[Data for the task]
......

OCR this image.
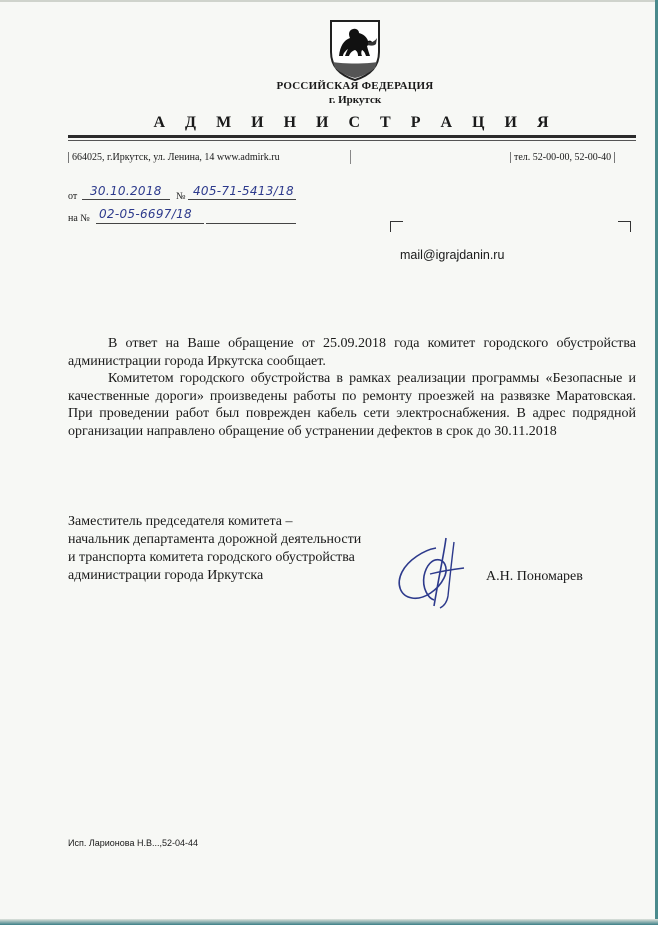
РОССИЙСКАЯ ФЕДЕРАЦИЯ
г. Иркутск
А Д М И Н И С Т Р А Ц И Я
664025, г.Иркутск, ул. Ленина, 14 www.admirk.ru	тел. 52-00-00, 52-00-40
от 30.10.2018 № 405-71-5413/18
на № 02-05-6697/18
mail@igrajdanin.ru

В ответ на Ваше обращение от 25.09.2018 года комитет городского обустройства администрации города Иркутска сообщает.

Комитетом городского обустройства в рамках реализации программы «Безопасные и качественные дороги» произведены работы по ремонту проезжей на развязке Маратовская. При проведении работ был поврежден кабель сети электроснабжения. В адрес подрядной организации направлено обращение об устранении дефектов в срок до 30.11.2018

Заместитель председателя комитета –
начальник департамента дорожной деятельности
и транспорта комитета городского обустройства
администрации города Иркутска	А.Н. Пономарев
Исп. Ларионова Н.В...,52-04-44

......

[What the task asks] Set down the records in full and exactly. Do not carry over any image.

[Task answer]
OCR this image.
РОССИЙСКАЯ ФЕДЕРАЦИЯ
г. Иркутск
А Д М И Н И С Т Р А Ц И Я
664025, г.Иркутск, ул. Ленина, 14 www.admirk.ru	тел. 52-00-00, 52-00-40
от 30.10.2018 № 405-71-5413/18
на № 02-05-6697/18
mail@igrajdanin.ru

В ответ на Ваше обращение от 25.09.2018 года комитет городского обустройства администрации города Иркутска сообщает.

Комитетом городского обустройства в рамках реализации программы «Безопасные и качественные дороги» произведены работы по ремонту проезжей на развязке Маратовская. При проведении работ был поврежден кабель сети электроснабжения. В адрес подрядной организации направлено обращение об устранении дефектов в срок до 30.11.2018

Заместитель председателя комитета –
начальник департамента дорожной деятельности
и транспорта комитета городского обустройства
администрации города Иркутска	А.Н. Пономарев
Исп. Ларионова Н.В...,52-04-44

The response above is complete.